#### Supplied material:
------------------------------------------------------------------------

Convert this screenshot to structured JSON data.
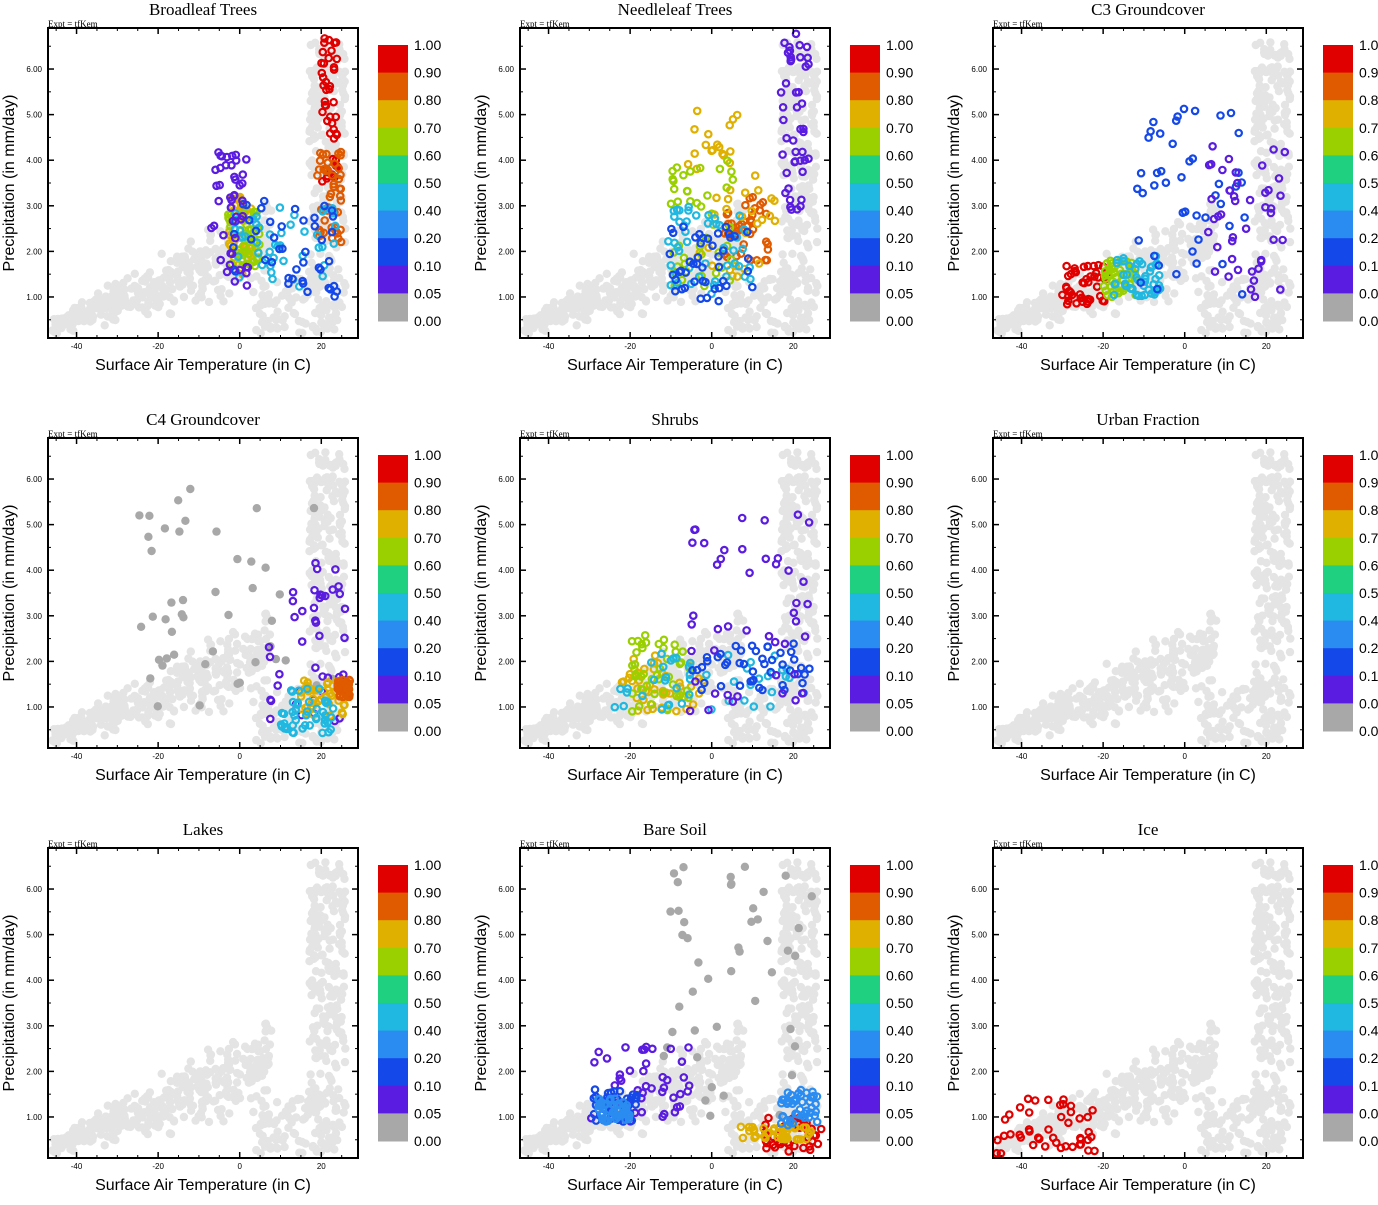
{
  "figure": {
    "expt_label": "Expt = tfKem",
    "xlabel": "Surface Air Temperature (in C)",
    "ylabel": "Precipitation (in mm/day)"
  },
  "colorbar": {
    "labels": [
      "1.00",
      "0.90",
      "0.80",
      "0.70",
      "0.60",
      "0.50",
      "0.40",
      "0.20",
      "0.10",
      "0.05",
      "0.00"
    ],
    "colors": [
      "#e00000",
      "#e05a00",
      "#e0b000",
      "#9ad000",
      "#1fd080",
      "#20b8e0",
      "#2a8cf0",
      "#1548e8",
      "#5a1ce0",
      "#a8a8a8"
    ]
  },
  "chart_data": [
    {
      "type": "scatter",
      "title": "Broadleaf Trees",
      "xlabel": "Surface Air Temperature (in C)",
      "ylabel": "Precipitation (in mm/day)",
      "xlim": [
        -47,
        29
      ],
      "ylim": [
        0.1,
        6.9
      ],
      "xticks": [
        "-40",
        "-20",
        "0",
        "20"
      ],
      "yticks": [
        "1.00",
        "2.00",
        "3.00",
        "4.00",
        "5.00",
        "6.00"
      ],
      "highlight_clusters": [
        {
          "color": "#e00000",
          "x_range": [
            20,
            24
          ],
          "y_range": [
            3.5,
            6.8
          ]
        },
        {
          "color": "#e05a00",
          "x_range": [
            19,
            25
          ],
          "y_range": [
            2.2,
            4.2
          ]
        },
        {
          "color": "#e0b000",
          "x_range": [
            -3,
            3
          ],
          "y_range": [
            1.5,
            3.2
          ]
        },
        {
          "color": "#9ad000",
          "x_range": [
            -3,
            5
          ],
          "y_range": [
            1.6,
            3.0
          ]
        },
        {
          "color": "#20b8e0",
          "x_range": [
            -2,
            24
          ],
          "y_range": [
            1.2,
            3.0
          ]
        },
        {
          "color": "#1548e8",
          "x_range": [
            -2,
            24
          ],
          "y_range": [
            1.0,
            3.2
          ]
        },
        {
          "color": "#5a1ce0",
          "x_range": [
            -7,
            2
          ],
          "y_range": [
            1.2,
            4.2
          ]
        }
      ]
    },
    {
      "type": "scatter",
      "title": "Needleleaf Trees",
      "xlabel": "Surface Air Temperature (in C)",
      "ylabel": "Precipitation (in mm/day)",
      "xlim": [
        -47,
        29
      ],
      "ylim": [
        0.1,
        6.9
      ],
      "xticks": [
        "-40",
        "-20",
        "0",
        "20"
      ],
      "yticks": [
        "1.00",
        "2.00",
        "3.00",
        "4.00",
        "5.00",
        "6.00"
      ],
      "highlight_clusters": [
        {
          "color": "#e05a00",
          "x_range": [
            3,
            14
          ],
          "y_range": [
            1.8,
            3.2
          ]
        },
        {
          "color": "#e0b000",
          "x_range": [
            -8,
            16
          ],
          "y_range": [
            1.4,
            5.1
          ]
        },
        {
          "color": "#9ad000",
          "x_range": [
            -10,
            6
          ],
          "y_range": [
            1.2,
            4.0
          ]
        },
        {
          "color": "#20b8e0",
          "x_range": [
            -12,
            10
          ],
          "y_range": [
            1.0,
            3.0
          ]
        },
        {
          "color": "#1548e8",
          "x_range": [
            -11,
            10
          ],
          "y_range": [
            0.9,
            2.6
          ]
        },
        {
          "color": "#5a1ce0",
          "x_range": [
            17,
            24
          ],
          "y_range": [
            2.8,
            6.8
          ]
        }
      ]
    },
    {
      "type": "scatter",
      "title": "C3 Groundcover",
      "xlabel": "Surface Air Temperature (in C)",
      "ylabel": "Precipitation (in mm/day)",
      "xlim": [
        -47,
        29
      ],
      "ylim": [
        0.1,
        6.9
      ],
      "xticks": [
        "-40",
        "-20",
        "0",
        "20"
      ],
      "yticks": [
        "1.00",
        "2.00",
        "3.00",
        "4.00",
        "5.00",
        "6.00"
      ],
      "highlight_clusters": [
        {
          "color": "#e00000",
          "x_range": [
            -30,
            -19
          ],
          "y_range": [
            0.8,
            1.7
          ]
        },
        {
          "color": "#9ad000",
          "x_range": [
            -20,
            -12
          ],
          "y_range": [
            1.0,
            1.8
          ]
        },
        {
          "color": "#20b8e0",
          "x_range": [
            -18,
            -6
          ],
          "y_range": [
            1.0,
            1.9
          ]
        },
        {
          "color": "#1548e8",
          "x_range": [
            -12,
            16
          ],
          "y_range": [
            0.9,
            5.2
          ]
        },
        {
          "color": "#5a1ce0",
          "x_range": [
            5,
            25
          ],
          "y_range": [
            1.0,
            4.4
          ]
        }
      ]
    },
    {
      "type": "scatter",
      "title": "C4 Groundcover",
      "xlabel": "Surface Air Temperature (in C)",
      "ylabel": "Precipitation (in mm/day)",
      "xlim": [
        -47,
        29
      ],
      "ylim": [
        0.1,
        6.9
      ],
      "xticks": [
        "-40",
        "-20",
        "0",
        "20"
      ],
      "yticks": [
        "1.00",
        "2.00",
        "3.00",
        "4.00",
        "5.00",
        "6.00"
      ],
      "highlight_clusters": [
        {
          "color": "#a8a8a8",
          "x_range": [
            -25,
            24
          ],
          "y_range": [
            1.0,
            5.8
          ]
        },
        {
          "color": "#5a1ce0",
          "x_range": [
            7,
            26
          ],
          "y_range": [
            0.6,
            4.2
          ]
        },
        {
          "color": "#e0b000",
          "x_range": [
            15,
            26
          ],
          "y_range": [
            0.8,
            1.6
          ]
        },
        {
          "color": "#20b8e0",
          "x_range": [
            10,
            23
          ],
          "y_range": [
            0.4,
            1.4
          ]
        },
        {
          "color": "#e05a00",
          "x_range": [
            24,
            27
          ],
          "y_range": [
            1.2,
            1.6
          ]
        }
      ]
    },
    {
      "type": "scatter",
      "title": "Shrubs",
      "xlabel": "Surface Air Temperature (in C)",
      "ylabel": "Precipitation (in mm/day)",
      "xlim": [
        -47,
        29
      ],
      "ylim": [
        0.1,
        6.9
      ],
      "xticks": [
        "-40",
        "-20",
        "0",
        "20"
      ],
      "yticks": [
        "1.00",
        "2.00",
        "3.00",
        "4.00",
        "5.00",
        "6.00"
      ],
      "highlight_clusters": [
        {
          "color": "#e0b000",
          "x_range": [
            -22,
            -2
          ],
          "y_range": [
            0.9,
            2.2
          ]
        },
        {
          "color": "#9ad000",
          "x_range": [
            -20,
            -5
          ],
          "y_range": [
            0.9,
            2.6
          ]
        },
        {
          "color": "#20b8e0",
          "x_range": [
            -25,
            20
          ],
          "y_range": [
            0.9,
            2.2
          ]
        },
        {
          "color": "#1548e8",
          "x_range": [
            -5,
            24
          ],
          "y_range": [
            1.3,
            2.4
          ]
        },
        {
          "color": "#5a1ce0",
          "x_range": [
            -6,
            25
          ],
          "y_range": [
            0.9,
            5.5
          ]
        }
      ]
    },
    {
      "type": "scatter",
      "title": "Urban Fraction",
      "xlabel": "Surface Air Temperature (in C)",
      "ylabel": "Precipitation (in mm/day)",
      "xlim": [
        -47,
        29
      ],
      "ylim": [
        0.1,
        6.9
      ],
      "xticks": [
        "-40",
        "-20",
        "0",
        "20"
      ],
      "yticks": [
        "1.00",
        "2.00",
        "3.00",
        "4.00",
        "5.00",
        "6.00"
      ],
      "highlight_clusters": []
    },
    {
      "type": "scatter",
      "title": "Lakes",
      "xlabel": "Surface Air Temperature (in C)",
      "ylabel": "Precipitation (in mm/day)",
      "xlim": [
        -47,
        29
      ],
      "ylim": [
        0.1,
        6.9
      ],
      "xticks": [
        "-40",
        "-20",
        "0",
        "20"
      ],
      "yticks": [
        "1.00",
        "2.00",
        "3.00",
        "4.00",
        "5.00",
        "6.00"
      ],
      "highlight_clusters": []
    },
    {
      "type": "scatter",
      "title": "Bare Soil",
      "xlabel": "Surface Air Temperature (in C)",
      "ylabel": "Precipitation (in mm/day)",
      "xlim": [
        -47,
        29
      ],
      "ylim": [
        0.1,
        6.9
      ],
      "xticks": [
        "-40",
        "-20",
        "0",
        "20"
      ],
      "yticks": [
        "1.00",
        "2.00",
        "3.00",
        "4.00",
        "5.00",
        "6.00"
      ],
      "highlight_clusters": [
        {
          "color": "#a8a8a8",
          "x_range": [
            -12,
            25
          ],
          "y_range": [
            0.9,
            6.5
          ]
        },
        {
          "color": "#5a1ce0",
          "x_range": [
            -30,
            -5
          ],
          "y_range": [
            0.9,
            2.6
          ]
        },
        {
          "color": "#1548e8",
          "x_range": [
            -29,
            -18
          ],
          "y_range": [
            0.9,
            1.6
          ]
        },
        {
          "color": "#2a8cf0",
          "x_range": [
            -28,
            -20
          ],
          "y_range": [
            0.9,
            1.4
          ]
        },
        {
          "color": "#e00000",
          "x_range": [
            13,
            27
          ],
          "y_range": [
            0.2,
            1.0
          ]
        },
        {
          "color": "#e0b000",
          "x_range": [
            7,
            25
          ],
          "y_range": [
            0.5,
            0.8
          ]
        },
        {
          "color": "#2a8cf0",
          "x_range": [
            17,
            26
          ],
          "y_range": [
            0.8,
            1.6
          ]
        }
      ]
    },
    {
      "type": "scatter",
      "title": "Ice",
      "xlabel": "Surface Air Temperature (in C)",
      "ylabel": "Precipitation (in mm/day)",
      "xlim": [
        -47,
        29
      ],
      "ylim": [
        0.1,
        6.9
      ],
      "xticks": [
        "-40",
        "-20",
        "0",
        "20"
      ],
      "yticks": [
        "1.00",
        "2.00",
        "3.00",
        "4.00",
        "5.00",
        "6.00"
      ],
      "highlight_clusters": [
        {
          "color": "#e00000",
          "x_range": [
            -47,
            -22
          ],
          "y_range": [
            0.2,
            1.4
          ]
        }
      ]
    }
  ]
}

------------------------------------------------------------------------

#### Stated goal:
Which lines contain the word "Trees"? Copy each of them.

#### Result of this exercise:
      "title": "Broadleaf Trees",
      "title": "Needleleaf Trees",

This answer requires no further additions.